-- start of THE RECORDS --

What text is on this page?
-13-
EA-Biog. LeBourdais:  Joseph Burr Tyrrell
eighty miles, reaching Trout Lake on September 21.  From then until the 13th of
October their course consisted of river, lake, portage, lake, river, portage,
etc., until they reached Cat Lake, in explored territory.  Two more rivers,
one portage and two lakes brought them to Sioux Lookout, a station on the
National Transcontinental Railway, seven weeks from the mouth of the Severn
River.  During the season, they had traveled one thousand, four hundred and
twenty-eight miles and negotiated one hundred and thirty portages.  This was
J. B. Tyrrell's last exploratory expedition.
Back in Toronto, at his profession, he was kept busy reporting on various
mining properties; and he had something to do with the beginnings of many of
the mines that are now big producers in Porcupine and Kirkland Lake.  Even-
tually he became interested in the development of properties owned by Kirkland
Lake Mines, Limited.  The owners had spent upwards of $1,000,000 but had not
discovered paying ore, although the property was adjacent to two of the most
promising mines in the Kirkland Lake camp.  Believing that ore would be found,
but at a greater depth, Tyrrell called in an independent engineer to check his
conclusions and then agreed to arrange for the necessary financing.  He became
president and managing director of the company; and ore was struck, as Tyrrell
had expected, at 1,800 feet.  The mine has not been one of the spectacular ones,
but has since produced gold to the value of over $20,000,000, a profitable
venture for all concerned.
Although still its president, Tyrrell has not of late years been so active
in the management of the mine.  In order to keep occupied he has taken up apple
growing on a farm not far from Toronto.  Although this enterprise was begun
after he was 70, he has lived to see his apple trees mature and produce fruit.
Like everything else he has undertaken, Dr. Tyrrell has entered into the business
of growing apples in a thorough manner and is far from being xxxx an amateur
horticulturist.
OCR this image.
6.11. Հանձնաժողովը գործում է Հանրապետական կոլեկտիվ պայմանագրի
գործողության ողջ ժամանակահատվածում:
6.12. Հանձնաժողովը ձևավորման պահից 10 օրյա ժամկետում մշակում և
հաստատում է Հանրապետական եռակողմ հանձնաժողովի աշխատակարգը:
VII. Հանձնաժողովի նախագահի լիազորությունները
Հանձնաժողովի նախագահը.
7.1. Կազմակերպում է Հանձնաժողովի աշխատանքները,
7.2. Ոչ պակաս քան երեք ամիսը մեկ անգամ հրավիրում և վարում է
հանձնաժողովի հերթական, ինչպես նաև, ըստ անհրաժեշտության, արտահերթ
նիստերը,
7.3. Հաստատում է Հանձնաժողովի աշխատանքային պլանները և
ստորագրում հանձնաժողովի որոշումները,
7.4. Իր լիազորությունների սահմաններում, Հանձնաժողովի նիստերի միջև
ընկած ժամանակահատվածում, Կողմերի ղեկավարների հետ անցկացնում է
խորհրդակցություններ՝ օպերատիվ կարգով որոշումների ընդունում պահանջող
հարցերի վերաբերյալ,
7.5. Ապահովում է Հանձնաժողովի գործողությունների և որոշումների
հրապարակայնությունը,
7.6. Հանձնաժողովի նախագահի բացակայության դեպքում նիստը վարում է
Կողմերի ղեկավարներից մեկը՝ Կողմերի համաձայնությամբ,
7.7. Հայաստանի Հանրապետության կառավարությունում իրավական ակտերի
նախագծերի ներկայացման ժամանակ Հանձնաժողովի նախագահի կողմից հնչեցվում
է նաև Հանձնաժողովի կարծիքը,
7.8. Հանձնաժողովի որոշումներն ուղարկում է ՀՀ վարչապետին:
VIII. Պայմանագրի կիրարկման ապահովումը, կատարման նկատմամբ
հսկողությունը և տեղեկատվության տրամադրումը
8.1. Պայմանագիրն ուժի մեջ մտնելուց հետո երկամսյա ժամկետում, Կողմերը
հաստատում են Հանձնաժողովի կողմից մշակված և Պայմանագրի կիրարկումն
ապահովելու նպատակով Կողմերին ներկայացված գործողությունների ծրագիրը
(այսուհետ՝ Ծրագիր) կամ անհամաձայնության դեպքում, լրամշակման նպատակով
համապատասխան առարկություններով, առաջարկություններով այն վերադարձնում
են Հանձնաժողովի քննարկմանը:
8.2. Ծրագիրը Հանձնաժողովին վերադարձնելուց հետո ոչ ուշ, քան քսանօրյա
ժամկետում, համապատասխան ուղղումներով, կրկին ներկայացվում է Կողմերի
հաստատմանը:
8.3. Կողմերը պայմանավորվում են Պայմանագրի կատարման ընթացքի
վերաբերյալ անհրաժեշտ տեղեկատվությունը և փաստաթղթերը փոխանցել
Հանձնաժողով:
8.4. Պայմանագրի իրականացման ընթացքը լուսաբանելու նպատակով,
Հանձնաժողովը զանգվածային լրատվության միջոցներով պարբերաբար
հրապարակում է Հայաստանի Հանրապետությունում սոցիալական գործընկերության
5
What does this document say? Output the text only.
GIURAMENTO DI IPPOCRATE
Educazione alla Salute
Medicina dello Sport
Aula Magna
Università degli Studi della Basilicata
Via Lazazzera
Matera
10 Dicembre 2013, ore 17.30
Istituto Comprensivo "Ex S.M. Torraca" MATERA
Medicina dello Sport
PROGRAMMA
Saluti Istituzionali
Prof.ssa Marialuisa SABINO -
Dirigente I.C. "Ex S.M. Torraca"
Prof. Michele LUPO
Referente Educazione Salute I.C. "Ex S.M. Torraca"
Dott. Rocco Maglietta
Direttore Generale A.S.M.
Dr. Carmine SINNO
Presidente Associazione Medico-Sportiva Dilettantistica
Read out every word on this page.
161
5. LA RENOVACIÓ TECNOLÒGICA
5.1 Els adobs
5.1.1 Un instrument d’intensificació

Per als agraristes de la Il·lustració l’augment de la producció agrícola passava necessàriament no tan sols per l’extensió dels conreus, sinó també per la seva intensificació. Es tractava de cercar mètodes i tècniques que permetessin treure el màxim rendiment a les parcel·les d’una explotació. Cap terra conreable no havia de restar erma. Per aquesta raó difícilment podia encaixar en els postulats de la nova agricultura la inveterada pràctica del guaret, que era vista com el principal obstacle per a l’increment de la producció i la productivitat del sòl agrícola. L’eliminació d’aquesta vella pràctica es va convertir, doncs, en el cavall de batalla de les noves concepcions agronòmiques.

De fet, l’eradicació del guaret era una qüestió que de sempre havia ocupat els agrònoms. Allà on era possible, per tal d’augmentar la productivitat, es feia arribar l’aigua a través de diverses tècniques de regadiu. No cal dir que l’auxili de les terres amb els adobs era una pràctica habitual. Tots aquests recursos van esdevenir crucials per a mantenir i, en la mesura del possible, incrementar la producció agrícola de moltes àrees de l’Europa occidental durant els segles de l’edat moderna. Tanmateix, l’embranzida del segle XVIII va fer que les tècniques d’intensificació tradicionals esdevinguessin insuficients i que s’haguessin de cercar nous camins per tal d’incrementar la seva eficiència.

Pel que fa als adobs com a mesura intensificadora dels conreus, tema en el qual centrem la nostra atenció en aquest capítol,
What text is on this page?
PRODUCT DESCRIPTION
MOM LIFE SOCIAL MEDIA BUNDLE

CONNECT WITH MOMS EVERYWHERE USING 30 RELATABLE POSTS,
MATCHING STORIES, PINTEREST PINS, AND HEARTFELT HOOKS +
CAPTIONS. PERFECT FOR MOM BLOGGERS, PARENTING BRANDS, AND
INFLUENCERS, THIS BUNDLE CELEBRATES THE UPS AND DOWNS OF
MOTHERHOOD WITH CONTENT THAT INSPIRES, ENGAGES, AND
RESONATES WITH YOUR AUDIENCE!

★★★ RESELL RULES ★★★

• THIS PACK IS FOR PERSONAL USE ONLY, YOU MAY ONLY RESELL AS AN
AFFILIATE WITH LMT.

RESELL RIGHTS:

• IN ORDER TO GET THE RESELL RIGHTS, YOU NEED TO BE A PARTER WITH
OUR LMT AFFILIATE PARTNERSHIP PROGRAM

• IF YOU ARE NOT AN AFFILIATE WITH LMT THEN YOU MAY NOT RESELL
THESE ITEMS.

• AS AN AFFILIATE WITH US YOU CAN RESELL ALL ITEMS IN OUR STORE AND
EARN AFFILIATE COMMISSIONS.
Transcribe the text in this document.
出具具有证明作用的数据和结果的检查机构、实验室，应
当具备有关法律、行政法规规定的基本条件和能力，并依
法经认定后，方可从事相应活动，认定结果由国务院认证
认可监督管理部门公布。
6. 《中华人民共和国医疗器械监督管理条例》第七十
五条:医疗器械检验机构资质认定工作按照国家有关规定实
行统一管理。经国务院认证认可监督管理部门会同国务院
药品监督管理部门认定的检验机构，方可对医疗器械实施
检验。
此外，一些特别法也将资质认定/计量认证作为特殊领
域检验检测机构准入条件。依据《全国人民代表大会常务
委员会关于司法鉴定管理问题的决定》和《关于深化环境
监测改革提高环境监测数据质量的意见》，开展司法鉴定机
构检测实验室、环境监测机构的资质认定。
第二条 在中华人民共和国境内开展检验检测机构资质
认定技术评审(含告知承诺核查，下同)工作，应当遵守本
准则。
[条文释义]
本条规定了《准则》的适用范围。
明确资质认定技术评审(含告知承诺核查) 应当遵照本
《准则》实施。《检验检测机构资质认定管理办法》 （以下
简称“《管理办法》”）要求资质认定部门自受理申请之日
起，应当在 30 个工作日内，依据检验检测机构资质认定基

-- end of THE RECORDS --

* _WHAT YOU ARE ASKED TO DO_:
Pull out every line containing "նպատակով".

* _ANSWER TO THE TASK_:
ապահովելու նպատակով Կողմերին ներկայացված գործողությունների ծրագիրը
(այսուհետ՝ Ծրագիր) կամ անհամաձայնության դեպքում, լրամշակման նպատակով
8.4. Պայմանագրի իրականացման ընթացքը լուսաբանելու նպատակով,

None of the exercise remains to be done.